WORK INSTRUCTIONS:
**A.** Answer these from the Jonah commentary:
(i) How many deities did the Sumerians have?
(ii) In David's day, what was assigned by casting lots?
(iii) In what place did Jonah board the vessel?
**B.** Reproduce the passage of the Jonah commentary between "In the Ancient" and "fertility god.", inclusive.
-- start of TEXT TO READ --
Students of ancient religions will likely recall that the
vast majority of non-Israelites (and, frankly, far too many Israelites too) were pantheists, and that the vast majority of the
gods these people worshiped actually possessed very limited portfolios.
In the Ancient Near East, every major city had its own patron
deity. The Egyptians
had literally dozens of them, each with specific areas of responsibility. So
Montu was their god of war, Neper their god of grain, Osiris their ruler of the
underworld, Nut their sky goddess, Ash their god of the Libyan desert, and so
on. The Sumerians
had more than 3,000 deities, major and minor, including Ashur, god of wind
and Nergal, god of plagues. The gods of all major ancient religions divvied up responsibilities
over the world in this way, and the effect of this multiplicity of gods was invariably
to lessen the impressiveness of any individual deity.
Even the Canaanite god Baal, named 63 times in our Old
Testaments and a major factor in Israelite idolatry, was primarily known as a
fertility god.
How does this relate to our study of Jonah? Read on, my friend ...
Jonah 1:7-10 — A Major Problem
“And they said to one another, ‘Come, let us cast lots, that we may know on whose account this evil has come upon us.’ So they cast lots, and the lot fell on Jonah. Then they said to him, ‘Tell us on whose account this evil has come upon us. What is your occupation? And where do you come from? What is your country? And of what people are you?’ And he said to them, ‘I am a Hebrew, and I fear the Lord, the God of heaven, who made the sea and the dry land. Then the men were exceedingly afraid and said to him, ‘What is this that you have done!’ For the men knew that he was fleeing from the presence of the Lord, because he had told them.”
So They Cast Lots …
Among Hebrews there is a long history of lot-casting that
goes back at least as far as the
Law of Moses and probably long before that. From time to time God condescended
to reveal his will to the leaders of his people through the seemingly-random
practice of casting lots. So the Israelite high priest cast lots to select
animals for sacrifice. The land of Canaan was divided among the twelve tribes
by casting lots, and subdivided into family plots through the same process. In
David’s day, the duties of the Levites were assigned to them by casting lots,
and in Nehemiah’s day, the citizens of Jerusalem were chosen by lot.
Lot-casting was not a Hebrew distinctive: history tells us people
from many nations engaged in it, and even the Bible contains references to
non-Hebrew lot-casting, such as Haman in the book of Esther or the Roman
soldiers at the cross of Christ.
It is unlikely that the lot-casting engaged in by the
mariners in Jonah held any deep religious significance for them. The vessel Jonah
boarded in Joppa was almost surely a foreign one. Its mariners worshiped a
variety of foreign deities, and thus could point to no particular divine
instruction that would give them any real confidence in the outcome of the roll
of a die, polished stick or pebble. They were simply superstitious, as men have
been throughout history, and having no other way of assigning blame for their
problems, they decided to select a scapegoat by casting lots.
-- end of TEXT TO READ --
-- start of GIVEN ENTRIES --
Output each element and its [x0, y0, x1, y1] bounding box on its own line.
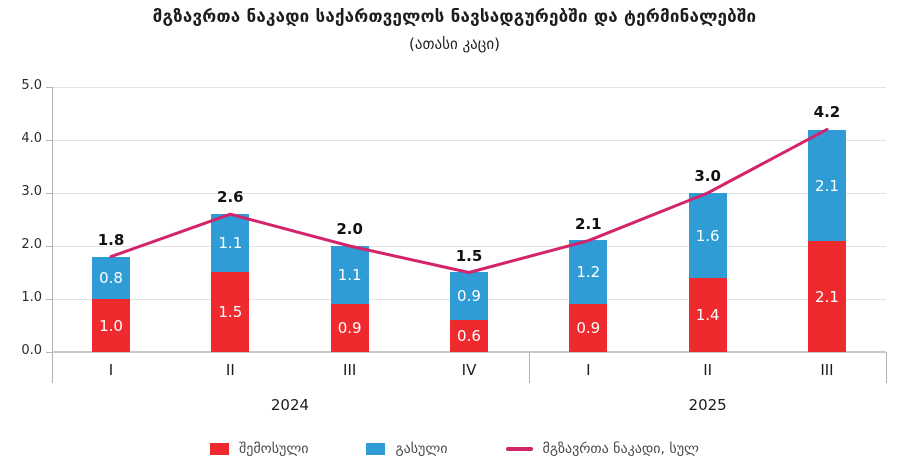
x-axis-category-label: IV	[461, 361, 477, 379]
legend-swatch-total-line	[505, 447, 533, 451]
y-axis-tick	[46, 245, 52, 247]
bar-segment-incoming-label: 0.6	[457, 327, 481, 345]
y-axis-tick-label: 5.0	[21, 78, 42, 93]
bar-total-label: 3.0	[694, 167, 721, 185]
y-axis-tick-label: 0.0	[21, 343, 42, 358]
year-label: 2025	[688, 396, 727, 414]
legend-item-total-line: მგზავრთა ნაკადი, სულ	[505, 441, 699, 457]
bar-segment-incoming-label: 2.1	[815, 287, 839, 306]
chart-title: მგზავრთა ნაკადი საქართველოს ნავსადგურებშ…	[152, 7, 757, 27]
bar-total-label: 1.8	[97, 230, 125, 249]
x-axis-category-label: I	[108, 361, 114, 379]
bar-segment-incoming	[92, 299, 130, 352]
bar-segment-incoming	[688, 278, 727, 352]
y-axis-tick	[46, 192, 52, 194]
y-axis-line	[52, 87, 53, 383]
legend-label-incoming: შემოსული	[239, 441, 309, 457]
axis-right-edge	[886, 352, 887, 383]
gridline	[52, 139, 886, 141]
legend-item-outgoing: გასული	[366, 441, 448, 457]
bar-segment-outgoing-label: 1.6	[695, 226, 720, 245]
y-axis-tick	[46, 351, 52, 353]
year-label: 2024	[270, 396, 310, 414]
y-axis-tick-label: 2.0	[21, 237, 42, 252]
bar-segment-incoming-label: 0.9	[576, 319, 601, 337]
bar-segment-incoming	[211, 272, 250, 352]
bar-segment-incoming-label: 1.4	[695, 306, 720, 324]
bar-segment-outgoing-label: 2.1	[815, 176, 839, 195]
gridline	[52, 192, 886, 194]
legend-swatch-outgoing	[366, 443, 386, 455]
bar-segment-outgoing-label: 1.2	[576, 263, 601, 281]
bar-segment-incoming	[569, 304, 608, 352]
bar-total-label: 2.6	[217, 188, 244, 207]
x-axis-category-label: III	[820, 361, 834, 379]
x-axis-category-label: I	[586, 361, 591, 379]
x-axis-line	[52, 351, 886, 353]
x-axis-category-label: II	[225, 361, 235, 379]
bar-segment-outgoing	[449, 272, 488, 320]
bar-segment-incoming-label: 1.5	[218, 303, 243, 321]
bar-segment-incoming	[330, 304, 369, 352]
bar-segment-outgoing-label: 0.8	[99, 269, 123, 287]
chart-subtitle: (ათასი კაცი)	[409, 35, 500, 53]
y-axis-tick-label: 1.0	[21, 290, 42, 305]
bar-segment-outgoing-label: 1.1	[337, 266, 362, 284]
bar-segment-outgoing-label: 0.9	[457, 287, 481, 305]
legend-label-outgoing: გასული	[395, 441, 448, 457]
y-axis-tick	[46, 86, 52, 88]
bar-total-label: 2.1	[575, 214, 602, 233]
legend-label-total-line: მგზავრთა ნაკადი, სულ	[542, 441, 699, 457]
legend: შემოსული გასული მგზავრთა ნაკადი, სულ	[0, 441, 909, 457]
bar-segment-incoming	[449, 320, 488, 352]
legend-item-incoming: შემოსული	[210, 441, 308, 457]
bar-total-label: 1.5	[455, 246, 483, 265]
bar-total-label: 2.0	[336, 220, 363, 238]
x-axis-category-label: II	[703, 361, 713, 379]
year-separator	[528, 352, 530, 383]
bar-segment-incoming-label: 0.9	[337, 319, 362, 337]
y-axis-tick	[46, 139, 52, 141]
bar-segment-incoming-label: 1.0	[99, 316, 123, 335]
x-axis-category-label: III	[343, 361, 357, 379]
legend-swatch-incoming	[210, 443, 230, 455]
gridline	[52, 86, 886, 88]
bar-total-label: 4.2	[813, 103, 841, 122]
y-axis-tick-label: 3.0	[21, 184, 42, 199]
y-axis-tick	[46, 298, 52, 300]
y-axis-tick-label: 4.0	[21, 131, 42, 146]
bar-segment-outgoing-label: 1.1	[218, 234, 243, 252]
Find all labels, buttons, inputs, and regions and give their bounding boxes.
-- end of GIVEN ENTRIES --
RESPONSES IN ORDER:
**A.**
(i) More than 3,000, major and minor.
(ii) The duties of the Levites.
(iii) Joppa.

**B.**
In the Ancient Near East, every major city had its own patron
deity. The Egyptians
had literally dozens of them, each with specific areas of responsibility. So
Montu was their god of war, Neper their god of grain, Osiris their ruler of the
underworld, Nut their sky goddess, Ash their god of the Libyan desert, and so
on. The Sumerians
had more than 3,000 deities, major and minor, including Ashur, god of wind
and Nergal, god of plagues. The gods of all major ancient religions divvied up responsibilities
over the world in this way, and the effect of this multiplicity of gods was invariably
to lessen the impressiveness of any individual deity.
Even the Canaanite god Baal, named 63 times in our Old
Testaments and a major factor in Israelite idolatry, was primarily known as a
fertility god.